図2】第二実施形態の嵌合型且つかもめ型の耐火タイルの構成例を示し、(A)は表面から見た正面図であり、(B)は裏面から見た背面図であり、(C)は(B)のX軸に沿ったA′-A′線における断面図であり、(D)は(B)のY軸に沿ったB′-B′線における断面図である。
図3】(A)は、肉厚部を説明するため、図1(C)に付番し、且つ、符号及び点線を加えた断面図であり、(B)は、肉厚部を形成しない耐火タイルの断面図である。
図4】耐火タイルが3つだけ備える各スペーサの配置例(パターン1A)である。
図5】耐火タイルが3つだけ備える各スペーサの配置例(パターン1B)である。
図6】耐火タイルが3つだけ備える各スペーサの配置例(パターン2A)である。
図7】耐火タイルが3つだけ備える各スペーサの配置例(パターン2B)である。
図8】耐火タイルが3つだけ備える各スペーサの配置例(パターン3A)である。
図9】耐火タイルが3つだけ備える各スペーサの配置例(パターン3B)である。
【発明を実施するための形態】
【0012】
以下、図1乃至図9を用いて、本発明の実施形態およびその変形例であるかもめ型耐火タイルについて説明する。
図1は、第一実施形態の耐火タイル(非嵌合型)の構造を示し、図2は、第二実施形態の耐火タイル(嵌合型)の構造を示す。図3は、肉厚部を備える場合と肉厚部を備えない場合の耐火タイルの構造の相違を説明するために使用される。

______

* _課題文 1_:
耐火タイルの図面説明を扱う本文を、全文そのまま複製してください。
本文とエントリは、それぞれ独立した別個の資料です。

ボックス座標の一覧
______

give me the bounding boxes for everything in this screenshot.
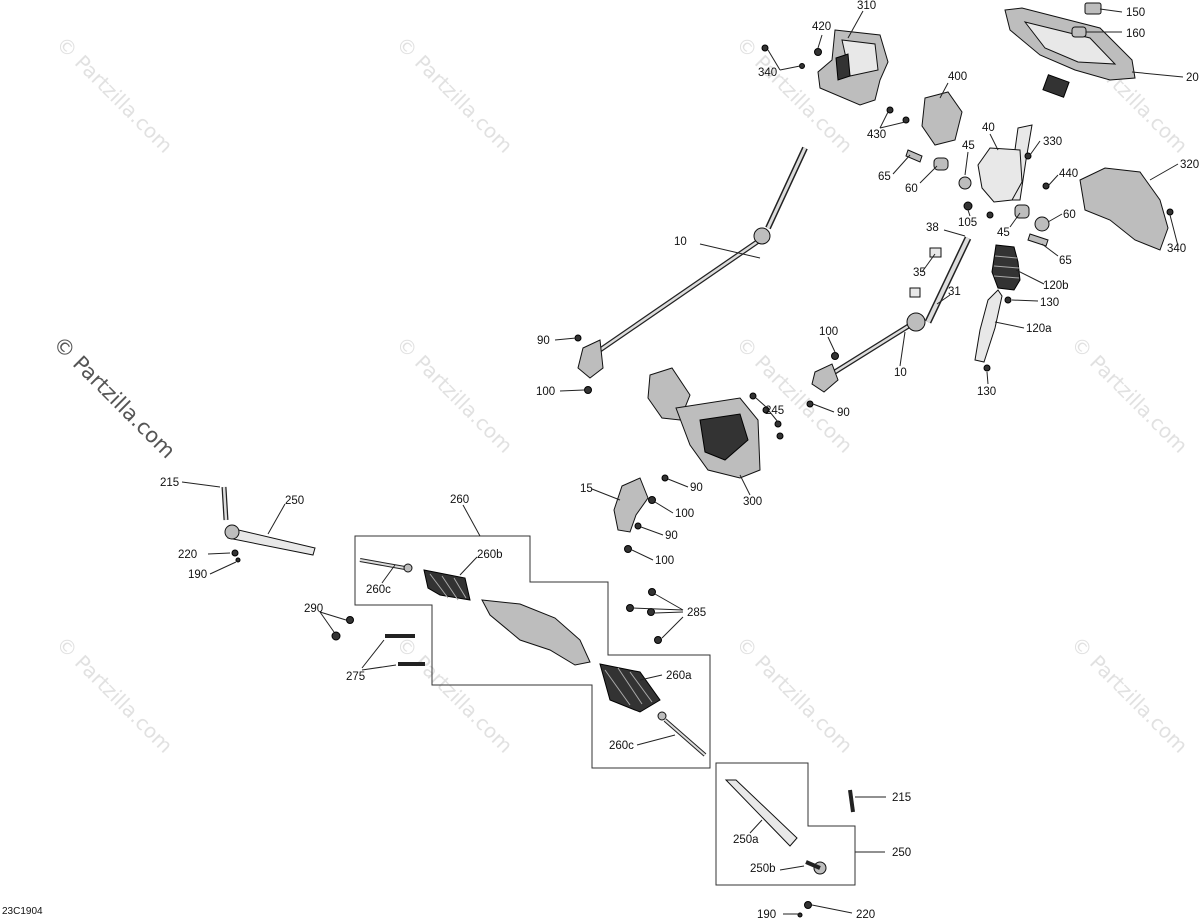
callout-label: 190 <box>757 909 776 921</box>
fasteners-top <box>761 44 1174 247</box>
watermark: © Partzilla.com <box>391 632 517 758</box>
callout-label: 120a <box>1026 323 1052 335</box>
callout-label: 275 <box>346 671 365 683</box>
steering-column-38 <box>909 236 972 324</box>
callout-label: 10 <box>674 236 687 248</box>
watermark: © Partzilla.com <box>391 332 517 458</box>
callout-label: 130 <box>1040 297 1059 309</box>
callout-label: 420 <box>812 21 831 33</box>
callout-label: 310 <box>857 0 876 12</box>
callout-label: 260c <box>366 584 391 596</box>
callout-label: 260b <box>477 549 503 561</box>
callout-label: 120b <box>1043 280 1069 292</box>
callout-labels: 150 160 20 310 420 340 400 430 40 330 45… <box>160 0 1199 921</box>
callout-label: 215 <box>160 477 179 489</box>
column-cover-320 <box>1079 167 1169 251</box>
callout-label: 250 <box>892 847 911 859</box>
callout-label: 10 <box>894 367 907 379</box>
callout-label: 260a <box>666 670 692 682</box>
callout-label: 285 <box>687 607 706 619</box>
watermark: © Partzilla.com <box>1066 632 1192 758</box>
callout-label: 330 <box>1043 136 1062 148</box>
cap-part <box>1071 26 1087 38</box>
callout-label: 250 <box>285 495 304 507</box>
steering-wheel <box>1004 7 1136 98</box>
tie-rod-kit-250 <box>724 779 855 918</box>
callout-label: 260c <box>609 740 634 752</box>
callout-label: 45 <box>997 227 1010 239</box>
callout-label: 250b <box>750 863 776 875</box>
callout-label: 215 <box>892 792 911 804</box>
callout-label: 100 <box>819 326 838 338</box>
callout-label: 35 <box>913 267 926 279</box>
callout-label: 90 <box>837 407 850 419</box>
watermark: © Partzilla.com <box>1066 332 1192 458</box>
emblem-part <box>1084 2 1102 15</box>
column-cover-310 <box>817 29 889 106</box>
callout-label: 250a <box>733 834 759 846</box>
bracket-40 <box>977 124 1033 203</box>
callout-label: 100 <box>536 386 555 398</box>
callout-label: 60 <box>905 183 918 195</box>
watermark: © Partzilla.com <box>391 32 517 158</box>
callout-label: 15 <box>580 483 593 495</box>
group-250-outline <box>715 762 856 886</box>
callout-label: 105 <box>958 217 977 229</box>
callout-label: 60 <box>1063 209 1076 221</box>
callout-label: 400 <box>948 71 967 83</box>
callout-label: 220 <box>178 549 197 561</box>
rack-kit-260 <box>359 558 707 757</box>
callout-label: 430 <box>867 129 886 141</box>
callout-label: 90 <box>537 335 550 347</box>
callout-label: 220 <box>856 909 875 921</box>
callout-label: 340 <box>758 67 777 79</box>
power-steering-unit-300 <box>647 367 784 479</box>
callout-label: 100 <box>655 555 674 567</box>
watermark: © Partzilla.com <box>731 632 857 758</box>
main-watermark: © Partzilla.com <box>48 332 180 464</box>
callout-label: 150 <box>1126 7 1145 19</box>
u-joint-15 <box>613 474 669 553</box>
callout-label: 45 <box>962 140 975 152</box>
leader-lines <box>181 8 1184 915</box>
tie-rod-250 <box>221 486 316 563</box>
bracket-400 <box>921 91 963 146</box>
callout-label: 245 <box>765 405 784 417</box>
callout-label: 38 <box>926 222 939 234</box>
callout-label: 340 <box>1167 243 1186 255</box>
shaft-120a <box>974 289 1012 372</box>
callout-label: 100 <box>675 508 694 520</box>
callout-label: 290 <box>304 603 323 615</box>
callout-label: 90 <box>665 530 678 542</box>
watermark: © Partzilla.com <box>51 632 177 758</box>
callout-label: 130 <box>977 386 996 398</box>
callout-label: 31 <box>948 286 961 298</box>
callout-label: 40 <box>982 122 995 134</box>
callout-label: 160 <box>1126 28 1145 40</box>
callout-label: 300 <box>743 496 762 508</box>
boot-120b <box>991 244 1021 291</box>
callout-label: 190 <box>188 569 207 581</box>
callout-label: 90 <box>690 482 703 494</box>
callout-label: 20 <box>1186 72 1199 84</box>
group-260-outline <box>354 535 711 769</box>
callout-label: 65 <box>1059 255 1072 267</box>
watermark: © Partzilla.com <box>51 32 177 158</box>
callout-label: 65 <box>878 171 891 183</box>
fasteners-lower <box>331 588 662 666</box>
callout-label: 260 <box>450 494 469 506</box>
callout-label: 320 <box>1180 159 1199 171</box>
steering-shaft-10b <box>806 312 926 408</box>
callout-label: 440 <box>1059 168 1078 180</box>
drawing-code: 23C1904 <box>2 906 43 917</box>
steering-shaft-10a <box>574 146 808 394</box>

______

* _課題文 2_:
エントリから文字列「watermark」を含む行をすべて見つけ出し、それらの行を書き写してください。大文字と小文字は区別されます。

* _解答結果 1_:
図2】第二実施形態の嵌合型且つかもめ型の耐火タイルの構成例を示し、(A)は表面から見た正面図であり、(B)は裏面から見た背面図であり、(C)は(B)のX軸に沿ったA′-A′線における断面図であり、(D)は(B)のY軸に沿ったB′-B′線における断面図である。
図3】(A)は、肉厚部を説明するため、図1(C)に付番し、且つ、符号及び点線を加えた断面図であり、(B)は、肉厚部を形成しない耐火タイルの断面図である。
図4】耐火タイルが3つだけ備える各スペーサの配置例(パターン1A)である。
図5】耐火タイルが3つだけ備える各スペーサの配置例(パターン1B)である。
図6】耐火タイルが3つだけ備える各スペーサの配置例(パターン2A)である。
図7】耐火タイルが3つだけ備える各スペーサの配置例(パターン2B)である。
図8】耐火タイルが3つだけ備える各スペーサの配置例(パターン3A)である。
図9】耐火タイルが3つだけ備える各スペーサの配置例(パターン3B)である。
【発明を実施するための形態】
【0012】
以下、図1乃至図9を用いて、本発明の実施形態およびその変形例であるかもめ型耐火タイルについて説明する。
図1は、第一実施形態の耐火タイル(非嵌合型)の構造を示し、図2は、第二実施形態の耐火タイル(嵌合型)の構造を示す。図3は、肉厚部を備える場合と肉厚部を備えない場合の耐火タイルの構造の相違を説明するために使用される。

* _解答結果 2_:
watermark: © Partzilla.com <box>391 632 517 758</box>
watermark: © Partzilla.com <box>391 332 517 458</box>
watermark: © Partzilla.com <box>1066 632 1192 758</box>
watermark: © Partzilla.com <box>1066 332 1192 458</box>
watermark: © Partzilla.com <box>391 32 517 158</box>
watermark: © Partzilla.com <box>731 632 857 758</box>
main-watermark: © Partzilla.com <box>48 332 180 464</box>
watermark: © Partzilla.com <box>51 632 177 758</box>
watermark: © Partzilla.com <box>51 32 177 158</box>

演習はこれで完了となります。